Go through the entries and say how many lines contain the string "gestalten". The number is the whole answer.

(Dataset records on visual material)
----------

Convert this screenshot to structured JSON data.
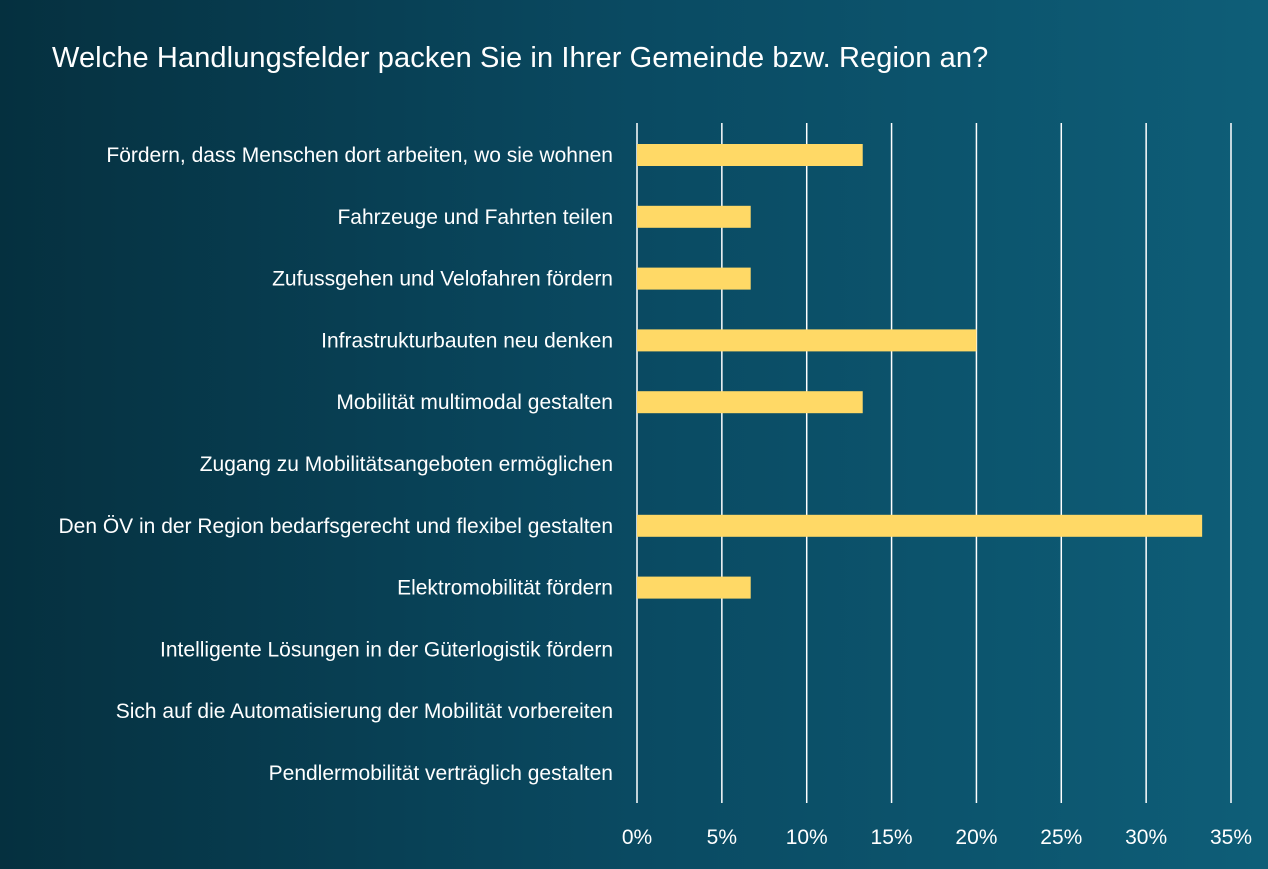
{
  "chart_data": {
    "type": "bar",
    "orientation": "horizontal",
    "title": "Welche Handlungsfelder packen Sie in Ihrer Gemeinde bzw. Region an?",
    "categories": [
      "Fördern, dass Menschen dort arbeiten, wo sie wohnen",
      "Fahrzeuge und Fahrten teilen",
      "Zufussgehen und Velofahren fördern",
      "Infrastrukturbauten neu denken",
      "Mobilität multimodal gestalten",
      "Zugang zu Mobilitätsangeboten ermöglichen",
      "Den ÖV in der Region bedarfsgerecht und flexibel gestalten",
      "Elektromobilität fördern",
      "Intelligente Lösungen in der Güterlogistik fördern",
      "Sich auf die Automatisierung der Mobilität vorbereiten",
      "Pendlermobilität verträglich gestalten"
    ],
    "values": [
      13.3,
      6.7,
      6.7,
      20.0,
      13.3,
      0,
      33.3,
      6.7,
      0,
      0,
      0
    ],
    "xlim": [
      0,
      35
    ],
    "xticks": [
      0,
      5,
      10,
      15,
      20,
      25,
      30,
      35
    ],
    "xtick_labels": [
      "0%",
      "5%",
      "10%",
      "15%",
      "20%",
      "25%",
      "30%",
      "35%"
    ],
    "xlabel": "",
    "ylabel": "",
    "grid": "vertical",
    "legend": "none",
    "colors": {
      "bar": "#ffd966",
      "gridline": "#ffffff",
      "text": "#ffffff",
      "background_start": "#05303f",
      "background_end": "#0e5e78"
    }
  }
}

----------

SOLUTION
3